Search the material for the word "Average" and report each line where it turns up.
Start EXTRACTED INFORMATION
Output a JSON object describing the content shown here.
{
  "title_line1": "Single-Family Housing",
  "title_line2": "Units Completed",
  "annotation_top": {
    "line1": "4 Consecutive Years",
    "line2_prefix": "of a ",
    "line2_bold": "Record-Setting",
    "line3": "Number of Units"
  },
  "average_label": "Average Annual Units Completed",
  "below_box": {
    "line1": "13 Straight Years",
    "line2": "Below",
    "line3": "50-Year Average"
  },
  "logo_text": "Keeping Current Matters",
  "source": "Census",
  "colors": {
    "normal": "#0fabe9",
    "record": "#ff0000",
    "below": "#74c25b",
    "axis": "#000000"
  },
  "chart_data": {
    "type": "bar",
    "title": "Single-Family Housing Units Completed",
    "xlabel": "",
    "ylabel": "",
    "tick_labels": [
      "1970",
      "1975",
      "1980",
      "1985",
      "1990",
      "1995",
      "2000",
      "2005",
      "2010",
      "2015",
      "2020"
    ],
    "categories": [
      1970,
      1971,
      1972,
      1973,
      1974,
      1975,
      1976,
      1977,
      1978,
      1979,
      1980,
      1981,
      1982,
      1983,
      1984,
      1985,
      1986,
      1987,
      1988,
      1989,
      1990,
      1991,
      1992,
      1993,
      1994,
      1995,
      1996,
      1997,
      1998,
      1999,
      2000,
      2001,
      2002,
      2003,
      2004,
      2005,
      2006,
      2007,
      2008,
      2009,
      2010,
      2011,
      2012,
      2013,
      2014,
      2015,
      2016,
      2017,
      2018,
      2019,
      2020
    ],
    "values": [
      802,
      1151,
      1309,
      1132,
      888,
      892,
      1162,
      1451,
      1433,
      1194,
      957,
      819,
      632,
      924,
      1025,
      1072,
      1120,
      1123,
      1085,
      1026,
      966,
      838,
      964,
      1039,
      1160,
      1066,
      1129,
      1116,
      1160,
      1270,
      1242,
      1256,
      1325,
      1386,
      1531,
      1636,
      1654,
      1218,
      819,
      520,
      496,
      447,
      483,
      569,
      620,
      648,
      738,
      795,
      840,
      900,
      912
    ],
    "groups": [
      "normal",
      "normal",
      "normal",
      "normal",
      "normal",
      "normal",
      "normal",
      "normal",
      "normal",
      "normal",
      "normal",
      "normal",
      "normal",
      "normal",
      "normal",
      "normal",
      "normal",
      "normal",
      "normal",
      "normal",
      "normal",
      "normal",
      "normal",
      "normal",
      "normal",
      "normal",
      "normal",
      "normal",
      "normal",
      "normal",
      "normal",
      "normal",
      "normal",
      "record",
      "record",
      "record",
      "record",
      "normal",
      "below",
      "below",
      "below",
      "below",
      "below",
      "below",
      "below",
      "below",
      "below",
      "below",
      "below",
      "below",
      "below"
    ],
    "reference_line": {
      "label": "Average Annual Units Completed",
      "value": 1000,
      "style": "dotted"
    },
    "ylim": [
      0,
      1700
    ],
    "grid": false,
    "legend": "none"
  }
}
End EXTRACTED INFORMATION
* **OUTPUT OF THE EXERCISE**
  "average_label": "Average Annual Units Completed",
    "line3": "50-Year Average"
      "label": "Average Annual Units Completed",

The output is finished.